━━━ Provided entries

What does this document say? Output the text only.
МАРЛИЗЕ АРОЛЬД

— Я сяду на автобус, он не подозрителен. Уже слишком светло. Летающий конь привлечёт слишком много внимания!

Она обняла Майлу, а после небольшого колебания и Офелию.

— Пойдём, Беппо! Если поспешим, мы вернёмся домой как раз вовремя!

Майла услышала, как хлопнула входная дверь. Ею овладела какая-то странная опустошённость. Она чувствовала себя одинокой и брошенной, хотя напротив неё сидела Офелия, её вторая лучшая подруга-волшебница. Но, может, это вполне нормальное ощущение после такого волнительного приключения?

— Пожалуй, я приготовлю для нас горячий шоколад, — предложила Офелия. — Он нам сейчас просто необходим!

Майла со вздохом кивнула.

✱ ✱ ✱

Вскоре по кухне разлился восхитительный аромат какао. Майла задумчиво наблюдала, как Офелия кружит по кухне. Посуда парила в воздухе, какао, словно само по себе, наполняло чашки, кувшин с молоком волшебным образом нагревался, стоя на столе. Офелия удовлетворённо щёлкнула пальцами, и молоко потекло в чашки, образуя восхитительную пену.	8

━━━━━━

## Problem
All of the entries must be quoted exactly; please include each one.

## Complete answer
What does this document say? Output the text only.
МАРЛИЗЕ АРОЛЬД

— Я сяду на автобус, он не подозрителен. Уже слишком светло. Летающий конь привлечёт слишком много внимания!

Она обняла Майлу, а после небольшого колебания и Офелию.

— Пойдём, Беппо! Если поспешим, мы вернёмся домой как раз вовремя!

Майла услышала, как хлопнула входная дверь. Ею овладела какая-то странная опустошённость. Она чувствовала себя одинокой и брошенной, хотя напротив неё сидела Офелия, её вторая лучшая подруга-волшебница. Но, может, это вполне нормальное ощущение после такого волнительного приключения?

— Пожалуй, я приготовлю для нас горячий шоколад, — предложила Офелия. — Он нам сейчас просто необходим!

Майла со вздохом кивнула.

✱ ✱ ✱

Вскоре по кухне разлился восхитительный аромат какао. Майла задумчиво наблюдала, как Офелия кружит по кухне. Посуда парила в воздухе, какао, словно само по себе, наполняло чашки, кувшин с молоком волшебным образом нагревался, стоя на столе. Офелия удовлетворённо щёлкнула пальцами, и молоко потекло в чашки, образуя восхитительную пену.	8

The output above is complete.